From the material below, list every line containing "Summarizer".

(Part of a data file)

=-=-=

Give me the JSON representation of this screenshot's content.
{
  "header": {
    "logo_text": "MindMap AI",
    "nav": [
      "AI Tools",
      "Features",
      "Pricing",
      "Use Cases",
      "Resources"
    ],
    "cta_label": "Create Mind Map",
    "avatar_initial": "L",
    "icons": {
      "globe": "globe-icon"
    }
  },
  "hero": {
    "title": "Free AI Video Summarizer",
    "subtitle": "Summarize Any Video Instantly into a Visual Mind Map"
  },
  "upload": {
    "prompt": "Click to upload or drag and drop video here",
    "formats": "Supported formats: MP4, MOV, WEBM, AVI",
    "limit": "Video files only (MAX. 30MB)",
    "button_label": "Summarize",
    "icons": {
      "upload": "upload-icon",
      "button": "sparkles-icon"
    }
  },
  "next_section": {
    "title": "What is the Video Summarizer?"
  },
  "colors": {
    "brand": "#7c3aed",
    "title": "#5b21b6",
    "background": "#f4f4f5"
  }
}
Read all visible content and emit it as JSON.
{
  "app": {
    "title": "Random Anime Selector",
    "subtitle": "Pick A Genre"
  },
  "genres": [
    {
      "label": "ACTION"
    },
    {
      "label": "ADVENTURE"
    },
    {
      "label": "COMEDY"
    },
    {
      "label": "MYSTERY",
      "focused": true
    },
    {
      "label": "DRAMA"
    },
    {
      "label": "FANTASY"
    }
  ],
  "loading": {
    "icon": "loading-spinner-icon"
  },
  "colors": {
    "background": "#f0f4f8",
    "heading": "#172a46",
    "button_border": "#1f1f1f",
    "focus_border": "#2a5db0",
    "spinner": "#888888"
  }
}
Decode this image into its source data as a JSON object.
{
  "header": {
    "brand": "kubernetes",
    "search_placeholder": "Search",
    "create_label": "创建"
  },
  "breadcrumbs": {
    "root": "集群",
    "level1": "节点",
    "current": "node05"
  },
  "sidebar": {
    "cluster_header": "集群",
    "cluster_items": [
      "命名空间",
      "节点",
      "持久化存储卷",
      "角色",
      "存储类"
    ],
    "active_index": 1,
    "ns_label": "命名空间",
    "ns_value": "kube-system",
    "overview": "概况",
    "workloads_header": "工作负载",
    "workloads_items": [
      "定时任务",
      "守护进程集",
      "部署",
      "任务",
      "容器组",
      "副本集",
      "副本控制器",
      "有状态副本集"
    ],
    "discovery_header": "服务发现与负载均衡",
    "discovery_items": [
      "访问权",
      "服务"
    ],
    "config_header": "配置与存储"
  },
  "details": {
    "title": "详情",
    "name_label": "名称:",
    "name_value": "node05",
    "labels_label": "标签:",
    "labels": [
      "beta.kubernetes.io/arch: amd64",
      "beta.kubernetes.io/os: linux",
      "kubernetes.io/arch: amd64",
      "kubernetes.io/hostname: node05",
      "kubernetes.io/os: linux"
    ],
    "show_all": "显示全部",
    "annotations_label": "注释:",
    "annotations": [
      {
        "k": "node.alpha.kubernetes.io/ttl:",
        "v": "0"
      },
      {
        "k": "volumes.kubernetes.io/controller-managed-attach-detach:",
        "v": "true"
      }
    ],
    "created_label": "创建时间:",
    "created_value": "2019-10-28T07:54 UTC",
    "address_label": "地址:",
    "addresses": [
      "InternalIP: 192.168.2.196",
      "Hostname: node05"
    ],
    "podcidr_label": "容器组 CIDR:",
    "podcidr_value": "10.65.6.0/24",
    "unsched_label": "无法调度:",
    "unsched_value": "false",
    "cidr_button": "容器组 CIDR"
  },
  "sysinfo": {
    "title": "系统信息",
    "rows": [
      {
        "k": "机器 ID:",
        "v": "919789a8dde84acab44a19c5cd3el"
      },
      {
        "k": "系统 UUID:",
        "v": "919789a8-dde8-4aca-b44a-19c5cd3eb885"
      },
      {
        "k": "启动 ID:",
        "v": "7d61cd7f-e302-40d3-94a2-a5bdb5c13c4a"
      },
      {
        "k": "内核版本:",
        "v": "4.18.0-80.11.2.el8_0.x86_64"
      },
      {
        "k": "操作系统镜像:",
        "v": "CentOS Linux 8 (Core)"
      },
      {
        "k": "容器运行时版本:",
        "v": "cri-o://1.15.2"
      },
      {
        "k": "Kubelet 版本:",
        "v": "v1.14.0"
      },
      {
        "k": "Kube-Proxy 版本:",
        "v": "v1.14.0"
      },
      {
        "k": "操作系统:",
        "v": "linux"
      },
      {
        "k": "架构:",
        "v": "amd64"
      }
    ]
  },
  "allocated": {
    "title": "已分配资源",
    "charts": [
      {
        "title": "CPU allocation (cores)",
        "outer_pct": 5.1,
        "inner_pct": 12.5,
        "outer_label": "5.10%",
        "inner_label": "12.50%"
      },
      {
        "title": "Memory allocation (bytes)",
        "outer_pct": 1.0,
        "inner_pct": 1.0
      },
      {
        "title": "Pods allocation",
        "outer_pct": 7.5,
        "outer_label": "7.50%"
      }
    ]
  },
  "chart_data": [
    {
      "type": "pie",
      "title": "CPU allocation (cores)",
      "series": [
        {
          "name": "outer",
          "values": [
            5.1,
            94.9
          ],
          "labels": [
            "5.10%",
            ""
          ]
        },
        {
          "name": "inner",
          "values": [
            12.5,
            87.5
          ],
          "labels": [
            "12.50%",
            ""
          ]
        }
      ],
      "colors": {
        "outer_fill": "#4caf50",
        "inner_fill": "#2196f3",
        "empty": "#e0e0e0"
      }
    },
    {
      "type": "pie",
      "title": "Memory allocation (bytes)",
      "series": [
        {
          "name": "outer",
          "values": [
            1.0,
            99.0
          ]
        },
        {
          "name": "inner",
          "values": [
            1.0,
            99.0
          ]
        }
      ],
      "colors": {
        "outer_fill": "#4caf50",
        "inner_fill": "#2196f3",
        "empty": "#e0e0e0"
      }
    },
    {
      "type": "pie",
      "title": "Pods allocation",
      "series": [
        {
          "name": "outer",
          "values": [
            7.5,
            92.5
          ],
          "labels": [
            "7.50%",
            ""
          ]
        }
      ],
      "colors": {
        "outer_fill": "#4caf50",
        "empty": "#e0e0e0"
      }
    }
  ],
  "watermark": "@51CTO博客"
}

=-=-=

• **FINISHED EXERCISE**:
    "title": "Free AI Video Summarizer",
    "title": "What is the Video Summarizer?"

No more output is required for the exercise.